▸ Exercise inputs
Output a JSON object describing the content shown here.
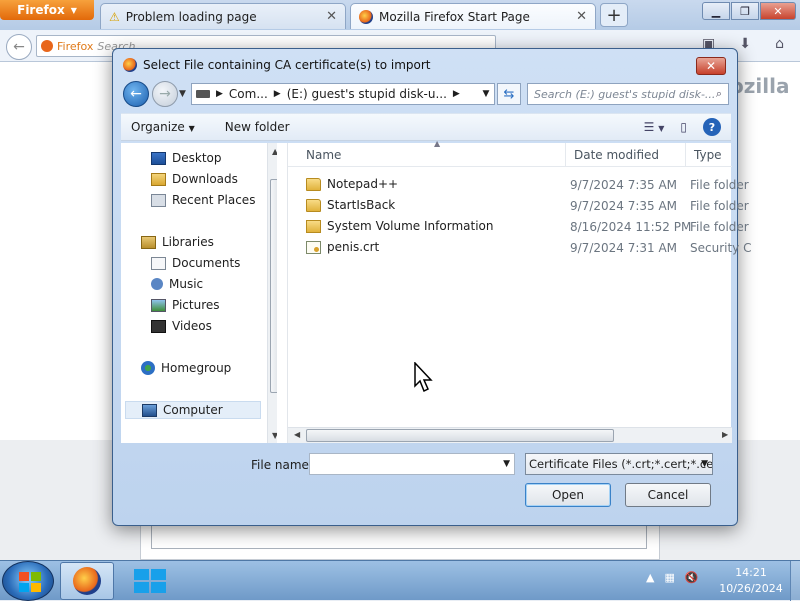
{
  "browser": {
    "menu_label": "Firefox",
    "tabs": [
      {
        "title": "Problem loading page"
      },
      {
        "title": "Mozilla Firefox Start Page"
      }
    ],
    "url_prefix": "Firefox",
    "url_placeholder": "Search",
    "logo_text": "ozilla"
  },
  "dialog": {
    "title": "Select File containing CA certificate(s) to import",
    "address_parts": [
      "Com...",
      "(E:) guest's stupid disk-u..."
    ],
    "search_placeholder": "Search (E:) guest's stupid disk-...",
    "toolbar": {
      "organize": "Organize",
      "new_folder": "New folder"
    },
    "nav": {
      "favorites": [
        "Desktop",
        "Downloads",
        "Recent Places"
      ],
      "libraries_label": "Libraries",
      "libraries": [
        "Documents",
        "Music",
        "Pictures",
        "Videos"
      ],
      "homegroup": "Homegroup",
      "computer": "Computer"
    },
    "columns": {
      "name": "Name",
      "date": "Date modified",
      "type": "Type"
    },
    "files": [
      {
        "name": "Notepad++",
        "date": "9/7/2024 7:35 AM",
        "type": "File folder",
        "icon": "folder-icon"
      },
      {
        "name": "StartIsBack",
        "date": "9/7/2024 7:35 AM",
        "type": "File folder",
        "icon": "folder-icon"
      },
      {
        "name": "System Volume Information",
        "date": "8/16/2024 11:52 PM",
        "type": "File folder",
        "icon": "locked-folder-icon"
      },
      {
        "name": "penis.crt",
        "date": "9/7/2024 7:31 AM",
        "type": "Security C",
        "icon": "certificate-icon"
      }
    ],
    "filename_label": "File name:",
    "filename_value": "",
    "filetype": "Certificate Files (*.crt;*.cert;*.ce",
    "open_label": "Open",
    "cancel_label": "Cancel"
  },
  "taskbar": {
    "time": "14:21",
    "date": "10/26/2024"
  },
  "colors": {
    "dialog_border": "#3a5f8c",
    "close_red": "#c7402b",
    "selection": "#e4eef9",
    "taskbar": "#6f9ac8"
  }
}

▸ Work to complete
Without the pictures, write out all of the material exactly.

▸ Result of this task
Output a JSON object describing the content shown here.
{
  "browser": {
    "menu_label": "Firefox",
    "tabs": [
      {
        "title": "Problem loading page"
      },
      {
        "title": "Mozilla Firefox Start Page"
      }
    ],
    "url_prefix": "Firefox",
    "url_placeholder": "Search",
    "logo_text": "ozilla"
  },
  "dialog": {
    "title": "Select File containing CA certificate(s) to import",
    "address_parts": [
      "Com...",
      "(E:) guest's stupid disk-u..."
    ],
    "search_placeholder": "Search (E:) guest's stupid disk-...",
    "toolbar": {
      "organize": "Organize",
      "new_folder": "New folder"
    },
    "nav": {
      "favorites": [
        "Desktop",
        "Downloads",
        "Recent Places"
      ],
      "libraries_label": "Libraries",
      "libraries": [
        "Documents",
        "Music",
        "Pictures",
        "Videos"
      ],
      "homegroup": "Homegroup",
      "computer": "Computer"
    },
    "columns": {
      "name": "Name",
      "date": "Date modified",
      "type": "Type"
    },
    "files": [
      {
        "name": "Notepad++",
        "date": "9/7/2024 7:35 AM",
        "type": "File folder",
        "icon": "folder-icon"
      },
      {
        "name": "StartIsBack",
        "date": "9/7/2024 7:35 AM",
        "type": "File folder",
        "icon": "folder-icon"
      },
      {
        "name": "System Volume Information",
        "date": "8/16/2024 11:52 PM",
        "type": "File folder",
        "icon": "locked-folder-icon"
      },
      {
        "name": "penis.crt",
        "date": "9/7/2024 7:31 AM",
        "type": "Security C",
        "icon": "certificate-icon"
      }
    ],
    "filename_label": "File name:",
    "filename_value": "",
    "filetype": "Certificate Files (*.crt;*.cert;*.ce",
    "open_label": "Open",
    "cancel_label": "Cancel"
  },
  "taskbar": {
    "time": "14:21",
    "date": "10/26/2024"
  },
  "colors": {
    "dialog_border": "#3a5f8c",
    "close_red": "#c7402b",
    "selection": "#e4eef9",
    "taskbar": "#6f9ac8"
  }
}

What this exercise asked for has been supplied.